Data excerpts
______________________________

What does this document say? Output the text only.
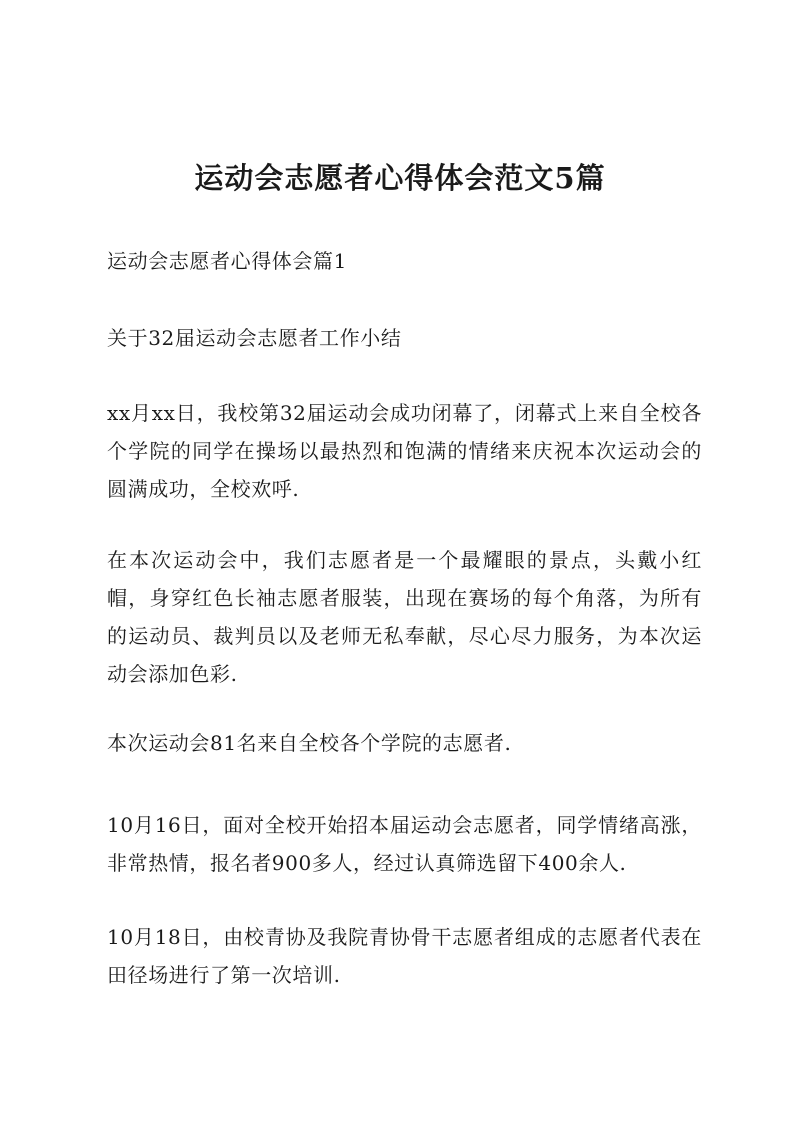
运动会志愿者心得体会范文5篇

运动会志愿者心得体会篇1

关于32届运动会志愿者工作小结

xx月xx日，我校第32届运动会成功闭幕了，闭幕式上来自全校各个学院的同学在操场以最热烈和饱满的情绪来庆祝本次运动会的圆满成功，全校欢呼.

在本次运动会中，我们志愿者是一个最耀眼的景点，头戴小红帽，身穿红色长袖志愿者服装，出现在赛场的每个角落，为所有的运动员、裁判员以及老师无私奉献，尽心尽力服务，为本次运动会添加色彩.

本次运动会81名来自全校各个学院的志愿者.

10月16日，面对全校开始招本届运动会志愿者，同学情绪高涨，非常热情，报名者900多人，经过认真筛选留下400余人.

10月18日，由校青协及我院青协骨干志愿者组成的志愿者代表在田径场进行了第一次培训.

______________________________

▶ _Exercise brief_
Pictures don't belong in the copy. Restate all the entries exactly.

▶ _Task output_
What does this document say? Output the text only.
运动会志愿者心得体会范文5篇

运动会志愿者心得体会篇1

关于32届运动会志愿者工作小结

xx月xx日，我校第32届运动会成功闭幕了，闭幕式上来自全校各个学院的同学在操场以最热烈和饱满的情绪来庆祝本次运动会的圆满成功，全校欢呼.

在本次运动会中，我们志愿者是一个最耀眼的景点，头戴小红帽，身穿红色长袖志愿者服装，出现在赛场的每个角落，为所有的运动员、裁判员以及老师无私奉献，尽心尽力服务，为本次运动会添加色彩.

本次运动会81名来自全校各个学院的志愿者.

10月16日，面对全校开始招本届运动会志愿者，同学情绪高涨，非常热情，报名者900多人，经过认真筛选留下400余人.

10月18日，由校青协及我院青协骨干志愿者组成的志愿者代表在田径场进行了第一次培训.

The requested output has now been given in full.